=== Supplied text ===
══════
The outer surface of the inner ring or outer ring is coated with an insulating aluminum oxide layer, and a high-quality finish is obtained by applying a plasma spraying process. The coating has high hardness, wear resistance, and good thermal conductivity and insulation properties. The coating has strong adhesion to the substrate and good insulation properties, which can avoid electrical corrosion of the bearing by the induced current, prevent the current from damaging the grease, rolling elements and raceways, and increase the service life of the bearing. In the silent insulated bearing, there is a 100μm-300μm thick coating on the surface of the outer ring or inner ring, which can withstand voltages up to 1000V DC-3000V DC.
A special spraying process forms a coating with uniform thickness and strong adhesion, which can be further treated to prevent moisture and humidity. Silent insulated bearings are cost-effective and reliable than other insulation methods such as shaft or housing insulation. The dimensions and basic technical characteristics of insulated bearings are the same as those of non-insulated bearings and are 100% interchangeable. Suitable for motors and generators, especially variable frequency motors.
══════
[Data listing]
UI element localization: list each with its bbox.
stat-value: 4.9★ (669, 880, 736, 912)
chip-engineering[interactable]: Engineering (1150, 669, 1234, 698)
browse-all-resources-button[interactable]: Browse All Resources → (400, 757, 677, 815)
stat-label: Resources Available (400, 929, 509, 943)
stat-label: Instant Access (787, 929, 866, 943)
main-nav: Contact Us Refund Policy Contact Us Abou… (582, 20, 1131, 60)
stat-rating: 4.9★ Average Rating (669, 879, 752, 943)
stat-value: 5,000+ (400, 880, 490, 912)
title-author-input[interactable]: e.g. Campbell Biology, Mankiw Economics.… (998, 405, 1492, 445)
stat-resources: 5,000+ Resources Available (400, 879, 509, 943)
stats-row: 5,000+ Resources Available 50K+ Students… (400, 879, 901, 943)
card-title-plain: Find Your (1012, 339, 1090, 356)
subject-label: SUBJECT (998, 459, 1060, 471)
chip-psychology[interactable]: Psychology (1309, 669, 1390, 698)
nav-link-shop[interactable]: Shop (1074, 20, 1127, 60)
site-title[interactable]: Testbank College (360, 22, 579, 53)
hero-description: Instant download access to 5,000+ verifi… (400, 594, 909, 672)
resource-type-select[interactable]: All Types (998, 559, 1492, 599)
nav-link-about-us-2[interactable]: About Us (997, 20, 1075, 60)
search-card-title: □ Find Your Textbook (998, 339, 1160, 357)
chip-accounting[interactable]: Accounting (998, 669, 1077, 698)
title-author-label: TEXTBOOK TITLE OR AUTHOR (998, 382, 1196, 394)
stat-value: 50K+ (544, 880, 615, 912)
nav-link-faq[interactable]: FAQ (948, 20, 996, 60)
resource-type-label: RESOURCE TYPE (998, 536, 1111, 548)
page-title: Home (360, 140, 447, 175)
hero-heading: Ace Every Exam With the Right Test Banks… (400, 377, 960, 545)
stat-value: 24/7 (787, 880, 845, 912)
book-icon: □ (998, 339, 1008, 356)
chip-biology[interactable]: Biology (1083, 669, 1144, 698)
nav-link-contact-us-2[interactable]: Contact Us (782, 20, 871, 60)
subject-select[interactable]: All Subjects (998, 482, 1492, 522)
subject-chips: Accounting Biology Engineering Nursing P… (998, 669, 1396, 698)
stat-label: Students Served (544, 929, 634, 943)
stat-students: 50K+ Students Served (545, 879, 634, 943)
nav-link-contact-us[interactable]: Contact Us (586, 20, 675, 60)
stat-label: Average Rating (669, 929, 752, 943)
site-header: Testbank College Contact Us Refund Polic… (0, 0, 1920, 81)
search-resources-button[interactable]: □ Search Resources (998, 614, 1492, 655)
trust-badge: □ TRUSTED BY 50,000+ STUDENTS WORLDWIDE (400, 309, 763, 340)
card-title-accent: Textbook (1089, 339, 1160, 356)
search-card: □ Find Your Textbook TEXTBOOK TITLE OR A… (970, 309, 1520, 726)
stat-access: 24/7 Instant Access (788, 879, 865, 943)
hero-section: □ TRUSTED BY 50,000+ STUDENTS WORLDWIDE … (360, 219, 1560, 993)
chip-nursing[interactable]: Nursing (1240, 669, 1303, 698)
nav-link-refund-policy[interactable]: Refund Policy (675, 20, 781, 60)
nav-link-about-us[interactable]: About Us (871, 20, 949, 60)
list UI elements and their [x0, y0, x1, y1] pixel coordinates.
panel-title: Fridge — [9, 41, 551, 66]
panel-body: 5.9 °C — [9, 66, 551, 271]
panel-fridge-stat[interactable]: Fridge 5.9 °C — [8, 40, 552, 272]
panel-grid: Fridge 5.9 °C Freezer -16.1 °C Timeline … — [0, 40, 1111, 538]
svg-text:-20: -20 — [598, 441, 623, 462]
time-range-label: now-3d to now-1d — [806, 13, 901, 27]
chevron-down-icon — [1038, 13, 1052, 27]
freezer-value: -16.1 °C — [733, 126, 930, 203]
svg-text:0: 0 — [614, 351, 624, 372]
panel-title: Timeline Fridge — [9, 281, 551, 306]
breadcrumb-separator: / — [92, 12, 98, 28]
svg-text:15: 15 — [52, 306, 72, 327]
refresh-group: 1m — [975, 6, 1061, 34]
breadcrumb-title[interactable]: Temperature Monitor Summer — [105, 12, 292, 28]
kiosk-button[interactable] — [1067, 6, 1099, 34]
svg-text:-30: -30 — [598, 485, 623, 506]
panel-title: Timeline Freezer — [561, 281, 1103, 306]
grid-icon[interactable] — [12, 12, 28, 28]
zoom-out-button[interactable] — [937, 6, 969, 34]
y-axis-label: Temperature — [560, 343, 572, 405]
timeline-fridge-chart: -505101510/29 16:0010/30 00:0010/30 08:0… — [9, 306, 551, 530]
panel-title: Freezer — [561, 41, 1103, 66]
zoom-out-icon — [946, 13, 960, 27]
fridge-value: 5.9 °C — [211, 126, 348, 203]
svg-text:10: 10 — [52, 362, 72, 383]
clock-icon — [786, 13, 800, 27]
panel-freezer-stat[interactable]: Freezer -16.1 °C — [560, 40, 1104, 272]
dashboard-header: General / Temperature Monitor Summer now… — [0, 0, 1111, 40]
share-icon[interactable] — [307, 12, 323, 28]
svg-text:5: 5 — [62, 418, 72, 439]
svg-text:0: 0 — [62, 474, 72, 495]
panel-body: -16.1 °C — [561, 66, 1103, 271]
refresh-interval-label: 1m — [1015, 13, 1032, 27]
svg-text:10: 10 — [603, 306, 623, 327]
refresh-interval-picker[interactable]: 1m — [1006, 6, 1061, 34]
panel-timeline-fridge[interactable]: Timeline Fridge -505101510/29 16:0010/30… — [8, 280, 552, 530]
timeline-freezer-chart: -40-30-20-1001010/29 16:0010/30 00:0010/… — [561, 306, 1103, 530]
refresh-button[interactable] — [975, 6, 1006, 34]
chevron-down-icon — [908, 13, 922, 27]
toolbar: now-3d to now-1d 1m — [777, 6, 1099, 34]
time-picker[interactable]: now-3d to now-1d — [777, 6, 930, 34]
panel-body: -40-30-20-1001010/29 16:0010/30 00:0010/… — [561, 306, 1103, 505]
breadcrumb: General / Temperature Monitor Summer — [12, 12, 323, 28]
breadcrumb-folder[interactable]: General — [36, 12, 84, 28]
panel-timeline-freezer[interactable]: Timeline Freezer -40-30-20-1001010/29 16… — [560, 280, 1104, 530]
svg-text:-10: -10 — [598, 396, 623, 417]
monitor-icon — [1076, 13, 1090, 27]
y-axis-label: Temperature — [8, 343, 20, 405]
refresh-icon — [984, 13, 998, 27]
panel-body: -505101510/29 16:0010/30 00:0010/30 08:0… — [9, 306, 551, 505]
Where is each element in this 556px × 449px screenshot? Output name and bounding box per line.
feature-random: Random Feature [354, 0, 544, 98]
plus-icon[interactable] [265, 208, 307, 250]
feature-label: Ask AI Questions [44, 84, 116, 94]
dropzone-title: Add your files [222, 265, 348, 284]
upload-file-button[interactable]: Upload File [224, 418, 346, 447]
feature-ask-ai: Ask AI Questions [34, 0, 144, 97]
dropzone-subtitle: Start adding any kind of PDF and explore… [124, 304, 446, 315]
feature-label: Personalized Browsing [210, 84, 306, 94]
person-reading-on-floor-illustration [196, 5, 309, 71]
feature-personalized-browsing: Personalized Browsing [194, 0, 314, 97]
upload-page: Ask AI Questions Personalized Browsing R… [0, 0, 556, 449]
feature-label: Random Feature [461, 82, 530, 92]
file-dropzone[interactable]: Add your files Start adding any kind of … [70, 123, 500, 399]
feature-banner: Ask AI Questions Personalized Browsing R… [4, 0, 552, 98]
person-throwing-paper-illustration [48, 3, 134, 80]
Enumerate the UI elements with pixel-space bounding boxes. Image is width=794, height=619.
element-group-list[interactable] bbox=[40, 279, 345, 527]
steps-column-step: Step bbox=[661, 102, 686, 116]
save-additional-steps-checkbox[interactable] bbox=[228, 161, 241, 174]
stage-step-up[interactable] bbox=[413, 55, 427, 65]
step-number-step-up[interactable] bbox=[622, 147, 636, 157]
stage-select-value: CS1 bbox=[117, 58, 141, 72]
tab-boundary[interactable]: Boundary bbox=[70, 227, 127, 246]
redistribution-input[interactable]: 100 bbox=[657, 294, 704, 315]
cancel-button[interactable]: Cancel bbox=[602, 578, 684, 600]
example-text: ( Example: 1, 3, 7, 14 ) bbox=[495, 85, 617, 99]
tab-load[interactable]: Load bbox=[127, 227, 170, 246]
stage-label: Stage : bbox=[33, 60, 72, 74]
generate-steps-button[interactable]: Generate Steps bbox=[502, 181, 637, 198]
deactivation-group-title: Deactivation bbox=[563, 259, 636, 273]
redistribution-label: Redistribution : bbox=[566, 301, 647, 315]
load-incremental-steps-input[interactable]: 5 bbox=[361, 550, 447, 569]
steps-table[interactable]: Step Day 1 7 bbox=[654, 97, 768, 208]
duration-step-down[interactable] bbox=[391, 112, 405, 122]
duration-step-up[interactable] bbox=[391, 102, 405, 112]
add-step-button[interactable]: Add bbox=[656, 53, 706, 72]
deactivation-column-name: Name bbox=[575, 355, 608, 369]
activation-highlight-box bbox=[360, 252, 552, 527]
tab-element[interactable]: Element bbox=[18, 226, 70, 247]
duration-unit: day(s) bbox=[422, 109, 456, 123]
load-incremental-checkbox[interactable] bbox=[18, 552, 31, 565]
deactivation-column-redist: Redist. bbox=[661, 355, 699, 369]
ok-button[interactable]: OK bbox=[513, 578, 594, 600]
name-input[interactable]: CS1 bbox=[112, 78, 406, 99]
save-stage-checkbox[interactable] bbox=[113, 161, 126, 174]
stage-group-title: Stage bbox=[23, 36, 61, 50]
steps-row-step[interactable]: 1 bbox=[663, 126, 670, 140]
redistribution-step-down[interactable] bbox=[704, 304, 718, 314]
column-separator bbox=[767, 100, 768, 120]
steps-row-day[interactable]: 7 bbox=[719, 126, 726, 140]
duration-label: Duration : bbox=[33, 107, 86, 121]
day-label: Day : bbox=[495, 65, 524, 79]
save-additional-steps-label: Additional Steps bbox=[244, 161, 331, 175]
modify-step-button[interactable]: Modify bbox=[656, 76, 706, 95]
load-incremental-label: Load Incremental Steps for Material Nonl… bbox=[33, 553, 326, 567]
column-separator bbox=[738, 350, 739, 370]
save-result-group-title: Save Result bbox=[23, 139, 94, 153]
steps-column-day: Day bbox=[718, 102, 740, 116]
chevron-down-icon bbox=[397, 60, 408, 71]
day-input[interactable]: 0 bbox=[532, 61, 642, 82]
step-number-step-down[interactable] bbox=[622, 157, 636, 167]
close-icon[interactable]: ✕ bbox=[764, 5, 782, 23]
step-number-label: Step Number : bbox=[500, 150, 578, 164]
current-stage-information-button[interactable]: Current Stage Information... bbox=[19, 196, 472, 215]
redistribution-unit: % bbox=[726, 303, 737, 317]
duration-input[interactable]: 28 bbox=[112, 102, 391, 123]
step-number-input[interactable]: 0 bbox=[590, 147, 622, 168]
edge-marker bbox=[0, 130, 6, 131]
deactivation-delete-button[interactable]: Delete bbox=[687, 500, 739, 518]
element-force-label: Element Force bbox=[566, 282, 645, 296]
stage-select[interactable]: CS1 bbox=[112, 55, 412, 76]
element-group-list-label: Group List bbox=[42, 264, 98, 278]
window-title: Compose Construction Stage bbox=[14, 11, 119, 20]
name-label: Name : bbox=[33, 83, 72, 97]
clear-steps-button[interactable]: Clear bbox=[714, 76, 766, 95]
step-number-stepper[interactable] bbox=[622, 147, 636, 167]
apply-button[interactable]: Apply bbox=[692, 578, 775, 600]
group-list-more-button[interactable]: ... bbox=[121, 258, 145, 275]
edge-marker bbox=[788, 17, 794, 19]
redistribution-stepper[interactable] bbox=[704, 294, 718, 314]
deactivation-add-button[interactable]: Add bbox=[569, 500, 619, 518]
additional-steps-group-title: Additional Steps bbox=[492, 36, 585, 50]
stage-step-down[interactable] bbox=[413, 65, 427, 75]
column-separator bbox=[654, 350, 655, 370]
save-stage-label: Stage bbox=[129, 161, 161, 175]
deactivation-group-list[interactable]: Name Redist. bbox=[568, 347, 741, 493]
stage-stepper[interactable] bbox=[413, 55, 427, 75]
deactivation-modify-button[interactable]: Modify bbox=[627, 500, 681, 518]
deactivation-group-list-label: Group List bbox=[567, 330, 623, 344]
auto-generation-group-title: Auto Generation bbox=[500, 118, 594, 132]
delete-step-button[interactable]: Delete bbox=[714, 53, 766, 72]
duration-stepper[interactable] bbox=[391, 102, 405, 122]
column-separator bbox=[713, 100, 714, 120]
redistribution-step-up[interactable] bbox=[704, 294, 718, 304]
══════
=== Requests ===
#1 In the insulated bearing text, how thick is the coating on the surface of the outer ring or inner ring of the silent insulated bearing?
#2 Carry on the insulated bearing text from its final sentence.
The records are not needed for this work.

=== Answers to the exercises ===
#1 The coating is 100μm to 300μm thick.

#2
Another type of silent insulated bearing is ceramic rolling element bearings. It uses ceramic rolling elements (balls or rollers) made of Si3N4 material; it has excellent insulation properties, its capacitance is basically 40pf, and its insulation performance is better than that of coated bearings. At high temperatures, its DC impedance can also reach the G ohm range, with good insulation properties; ceramic rolling elements have excellent wear resistance and low lubrication requirements. It is particularly suitable for high-speed, low-friction, and low-temperature operation; it operates well under dry friction conditions; for small rolling bearings, ceramic rolling element insulated bearings have good economic performance.
Characteristics of electrically insulating bearings
The main categories of electrically insulated bearing products are: electrically insulated deep groove ball bearings, electrically insulated angular contact ball bearings, electrically insulated cylindrical roller bearings, hybrids of electrically insulated inner or outer ring insulated bearings and electrically insulated ceramic rolling elements. bearings. The characteristics of electrically insulating bearings are:
1. Prevent electrical corrosion
2. High resistance (minimum resistance is 200M, can withstand DC voltage up to 3000V)
3. Good electrical performance (using unique sealant to prevent the penetration of condensation water)
By optimizing the design of the contact state between the rolling elements and the raceway, smaller surface roughness and higher geometric accuracy, the electrically insulated bearing has a remarkable silent effect when running at high speed.
Silent insulated bearing cage
1. Cage for deep groove ball bearings
Stamped cage, riveted, steel ball guided (no suffix)
Machine-cut brass cage, riveted, steel ball guided (suffix M)
2. Cage for insulated cylindrical roller bearings
Glass fiber reinforced PA66 cage, window type;
Rolling element guided (suffix P) Machine-cut brass cage, window type;
Rolling element guided (suffix M) Machine-cut brass cage, window type, inner or outer ring guided (model suffix ML).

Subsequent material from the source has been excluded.